(Records that describe figures)
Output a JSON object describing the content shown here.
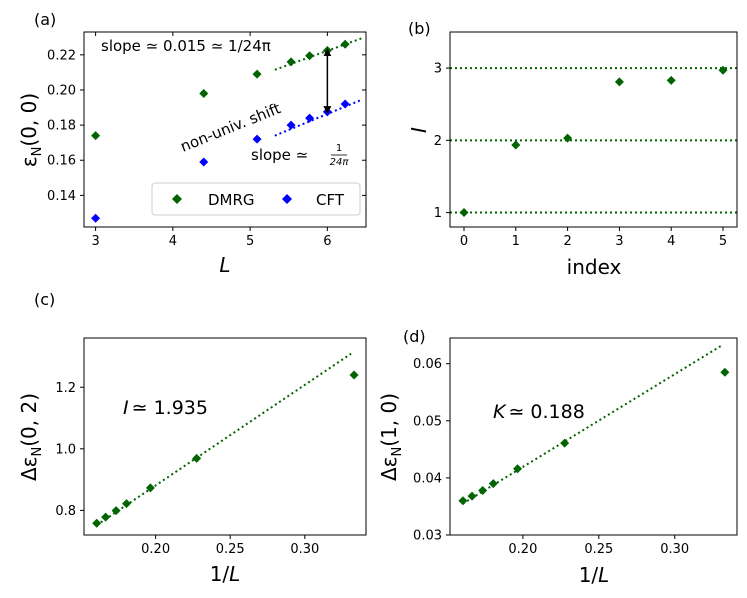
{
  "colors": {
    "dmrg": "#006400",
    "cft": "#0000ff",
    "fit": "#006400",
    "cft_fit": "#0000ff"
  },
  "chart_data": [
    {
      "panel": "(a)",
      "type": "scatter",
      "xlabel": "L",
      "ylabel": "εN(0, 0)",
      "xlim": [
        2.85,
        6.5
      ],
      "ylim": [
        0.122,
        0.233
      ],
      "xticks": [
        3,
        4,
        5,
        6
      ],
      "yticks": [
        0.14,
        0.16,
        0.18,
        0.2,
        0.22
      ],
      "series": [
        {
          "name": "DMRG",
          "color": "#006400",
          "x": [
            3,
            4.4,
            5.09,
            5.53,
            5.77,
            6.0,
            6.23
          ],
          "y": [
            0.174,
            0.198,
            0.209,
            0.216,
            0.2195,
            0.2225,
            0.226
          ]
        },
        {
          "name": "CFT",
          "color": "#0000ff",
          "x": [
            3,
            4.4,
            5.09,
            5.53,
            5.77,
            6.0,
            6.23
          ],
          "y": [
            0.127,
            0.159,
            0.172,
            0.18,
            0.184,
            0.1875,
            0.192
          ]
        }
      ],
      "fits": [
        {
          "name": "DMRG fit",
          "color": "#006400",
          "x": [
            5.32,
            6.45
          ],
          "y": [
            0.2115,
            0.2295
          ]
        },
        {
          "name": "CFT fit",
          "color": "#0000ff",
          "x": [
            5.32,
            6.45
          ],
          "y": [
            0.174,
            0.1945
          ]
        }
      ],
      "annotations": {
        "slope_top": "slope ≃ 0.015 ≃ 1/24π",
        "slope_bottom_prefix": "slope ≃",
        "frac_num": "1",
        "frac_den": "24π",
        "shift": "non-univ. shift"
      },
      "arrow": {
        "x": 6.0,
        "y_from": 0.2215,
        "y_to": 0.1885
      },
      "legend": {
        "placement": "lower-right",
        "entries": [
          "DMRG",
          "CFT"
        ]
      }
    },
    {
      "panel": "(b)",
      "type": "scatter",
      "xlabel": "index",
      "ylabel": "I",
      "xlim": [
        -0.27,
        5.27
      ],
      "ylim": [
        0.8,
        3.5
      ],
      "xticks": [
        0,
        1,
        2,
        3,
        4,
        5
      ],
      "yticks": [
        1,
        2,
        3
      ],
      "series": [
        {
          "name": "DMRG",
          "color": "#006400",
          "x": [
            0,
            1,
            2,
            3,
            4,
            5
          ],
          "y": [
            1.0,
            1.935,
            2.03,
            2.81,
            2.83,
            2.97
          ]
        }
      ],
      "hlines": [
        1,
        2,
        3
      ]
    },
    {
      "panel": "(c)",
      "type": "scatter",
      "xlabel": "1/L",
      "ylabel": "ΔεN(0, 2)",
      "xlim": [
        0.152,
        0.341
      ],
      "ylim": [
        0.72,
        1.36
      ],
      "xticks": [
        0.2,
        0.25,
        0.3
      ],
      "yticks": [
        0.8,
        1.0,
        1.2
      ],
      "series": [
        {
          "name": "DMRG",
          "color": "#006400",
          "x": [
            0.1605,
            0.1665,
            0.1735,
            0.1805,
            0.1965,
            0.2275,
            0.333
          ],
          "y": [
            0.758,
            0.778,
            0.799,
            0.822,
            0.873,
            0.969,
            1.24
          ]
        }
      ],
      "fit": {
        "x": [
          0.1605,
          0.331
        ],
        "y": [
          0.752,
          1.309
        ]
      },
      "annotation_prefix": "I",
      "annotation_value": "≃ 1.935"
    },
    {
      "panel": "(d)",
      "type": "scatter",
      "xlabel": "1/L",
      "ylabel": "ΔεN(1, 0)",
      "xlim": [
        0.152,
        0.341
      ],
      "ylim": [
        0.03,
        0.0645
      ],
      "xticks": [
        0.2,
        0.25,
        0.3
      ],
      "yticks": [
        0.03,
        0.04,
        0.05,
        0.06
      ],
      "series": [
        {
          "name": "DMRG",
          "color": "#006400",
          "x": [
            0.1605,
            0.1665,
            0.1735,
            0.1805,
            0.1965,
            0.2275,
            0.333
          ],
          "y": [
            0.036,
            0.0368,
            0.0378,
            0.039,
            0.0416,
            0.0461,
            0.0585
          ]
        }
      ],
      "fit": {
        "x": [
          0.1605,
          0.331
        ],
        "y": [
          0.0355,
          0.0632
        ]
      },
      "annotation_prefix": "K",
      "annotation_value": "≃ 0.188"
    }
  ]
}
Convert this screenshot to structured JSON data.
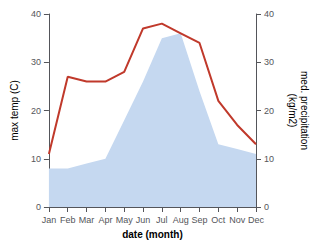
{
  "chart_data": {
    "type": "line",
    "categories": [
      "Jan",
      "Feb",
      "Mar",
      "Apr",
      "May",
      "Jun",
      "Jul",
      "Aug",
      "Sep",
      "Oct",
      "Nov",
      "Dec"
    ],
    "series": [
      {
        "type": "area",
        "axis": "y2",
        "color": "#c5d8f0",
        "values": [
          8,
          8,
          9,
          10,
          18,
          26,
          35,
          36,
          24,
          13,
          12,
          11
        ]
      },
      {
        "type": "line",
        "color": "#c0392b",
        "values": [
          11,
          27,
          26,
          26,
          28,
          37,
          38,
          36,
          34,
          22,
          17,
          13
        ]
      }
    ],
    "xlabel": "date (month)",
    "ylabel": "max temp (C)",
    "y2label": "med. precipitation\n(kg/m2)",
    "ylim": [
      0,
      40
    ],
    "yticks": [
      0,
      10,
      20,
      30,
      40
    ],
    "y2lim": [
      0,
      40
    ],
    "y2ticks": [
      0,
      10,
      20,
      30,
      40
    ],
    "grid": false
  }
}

--

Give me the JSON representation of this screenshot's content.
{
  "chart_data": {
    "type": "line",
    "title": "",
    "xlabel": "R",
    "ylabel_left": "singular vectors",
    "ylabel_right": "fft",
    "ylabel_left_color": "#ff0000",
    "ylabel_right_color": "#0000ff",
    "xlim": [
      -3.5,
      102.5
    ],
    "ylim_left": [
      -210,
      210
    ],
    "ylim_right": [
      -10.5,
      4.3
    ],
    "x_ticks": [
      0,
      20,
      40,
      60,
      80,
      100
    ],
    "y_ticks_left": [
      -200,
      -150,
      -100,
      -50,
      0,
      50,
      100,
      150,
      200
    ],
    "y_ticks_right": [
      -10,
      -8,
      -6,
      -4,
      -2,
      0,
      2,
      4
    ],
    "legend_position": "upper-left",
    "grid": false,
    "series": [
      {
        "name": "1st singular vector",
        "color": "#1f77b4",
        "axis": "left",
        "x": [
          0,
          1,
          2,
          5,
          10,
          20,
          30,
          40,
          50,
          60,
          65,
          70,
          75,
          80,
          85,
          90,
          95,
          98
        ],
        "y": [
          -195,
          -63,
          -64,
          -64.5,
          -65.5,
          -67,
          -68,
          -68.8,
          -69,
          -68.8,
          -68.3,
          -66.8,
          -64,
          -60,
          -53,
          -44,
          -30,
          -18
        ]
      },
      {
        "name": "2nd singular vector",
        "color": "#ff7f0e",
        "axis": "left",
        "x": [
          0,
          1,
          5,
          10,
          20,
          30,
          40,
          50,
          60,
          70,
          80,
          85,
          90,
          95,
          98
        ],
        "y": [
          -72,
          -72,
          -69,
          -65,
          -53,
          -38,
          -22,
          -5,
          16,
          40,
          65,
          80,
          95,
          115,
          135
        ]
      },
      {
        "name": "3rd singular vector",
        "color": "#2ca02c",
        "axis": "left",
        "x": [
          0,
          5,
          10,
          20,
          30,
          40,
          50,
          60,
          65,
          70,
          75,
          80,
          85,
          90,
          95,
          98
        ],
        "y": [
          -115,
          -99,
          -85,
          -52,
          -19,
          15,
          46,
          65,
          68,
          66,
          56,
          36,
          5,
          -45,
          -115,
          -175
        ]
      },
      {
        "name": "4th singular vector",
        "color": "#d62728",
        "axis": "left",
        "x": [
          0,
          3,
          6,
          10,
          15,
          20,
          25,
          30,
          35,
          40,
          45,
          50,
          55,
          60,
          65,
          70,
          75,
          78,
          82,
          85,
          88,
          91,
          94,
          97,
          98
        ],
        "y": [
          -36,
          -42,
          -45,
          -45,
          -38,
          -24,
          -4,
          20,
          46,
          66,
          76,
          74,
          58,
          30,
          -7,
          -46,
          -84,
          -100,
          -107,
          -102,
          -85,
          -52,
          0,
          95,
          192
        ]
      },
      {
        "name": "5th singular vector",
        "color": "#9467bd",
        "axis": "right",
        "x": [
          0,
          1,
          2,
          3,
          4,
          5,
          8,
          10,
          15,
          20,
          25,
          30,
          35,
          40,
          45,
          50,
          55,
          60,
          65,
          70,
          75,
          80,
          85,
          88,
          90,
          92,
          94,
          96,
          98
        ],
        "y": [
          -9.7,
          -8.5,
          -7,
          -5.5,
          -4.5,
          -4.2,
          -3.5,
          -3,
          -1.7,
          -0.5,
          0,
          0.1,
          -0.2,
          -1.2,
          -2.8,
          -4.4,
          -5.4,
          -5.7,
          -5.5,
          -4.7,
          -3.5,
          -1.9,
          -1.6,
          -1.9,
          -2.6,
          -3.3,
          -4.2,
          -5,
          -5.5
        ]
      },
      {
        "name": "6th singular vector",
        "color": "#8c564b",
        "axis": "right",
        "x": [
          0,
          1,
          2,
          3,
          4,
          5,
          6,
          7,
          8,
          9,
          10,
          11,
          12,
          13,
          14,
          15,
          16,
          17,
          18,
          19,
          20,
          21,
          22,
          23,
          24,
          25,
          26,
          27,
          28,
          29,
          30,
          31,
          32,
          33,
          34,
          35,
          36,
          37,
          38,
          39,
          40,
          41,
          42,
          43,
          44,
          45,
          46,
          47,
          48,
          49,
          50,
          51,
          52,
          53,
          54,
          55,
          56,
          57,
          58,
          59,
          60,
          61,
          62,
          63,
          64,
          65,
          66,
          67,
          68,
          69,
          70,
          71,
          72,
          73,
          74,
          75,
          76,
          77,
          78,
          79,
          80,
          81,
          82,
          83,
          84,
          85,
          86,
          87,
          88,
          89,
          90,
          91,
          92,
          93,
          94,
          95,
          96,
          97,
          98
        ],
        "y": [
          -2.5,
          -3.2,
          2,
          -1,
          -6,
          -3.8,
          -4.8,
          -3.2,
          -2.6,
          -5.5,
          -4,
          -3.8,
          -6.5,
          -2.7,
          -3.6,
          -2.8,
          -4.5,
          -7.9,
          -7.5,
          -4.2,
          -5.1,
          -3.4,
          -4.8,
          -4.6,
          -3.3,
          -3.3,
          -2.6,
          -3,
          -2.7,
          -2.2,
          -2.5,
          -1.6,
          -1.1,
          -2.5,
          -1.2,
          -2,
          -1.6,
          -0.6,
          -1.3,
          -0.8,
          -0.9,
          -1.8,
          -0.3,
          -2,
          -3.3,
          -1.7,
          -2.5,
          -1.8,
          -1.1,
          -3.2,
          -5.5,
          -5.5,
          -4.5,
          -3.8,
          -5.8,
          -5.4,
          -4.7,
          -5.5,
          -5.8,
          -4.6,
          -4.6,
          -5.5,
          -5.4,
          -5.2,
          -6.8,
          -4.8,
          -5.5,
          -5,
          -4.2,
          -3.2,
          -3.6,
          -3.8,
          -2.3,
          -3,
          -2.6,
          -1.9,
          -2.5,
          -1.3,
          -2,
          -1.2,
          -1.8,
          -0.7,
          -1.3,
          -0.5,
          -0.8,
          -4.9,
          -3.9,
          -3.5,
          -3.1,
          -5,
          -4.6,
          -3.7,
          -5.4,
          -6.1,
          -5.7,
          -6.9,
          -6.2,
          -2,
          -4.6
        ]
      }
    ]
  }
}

Directions for this task: Count each line with "singular" in it and report that figure by itself.

Solution to this task: 7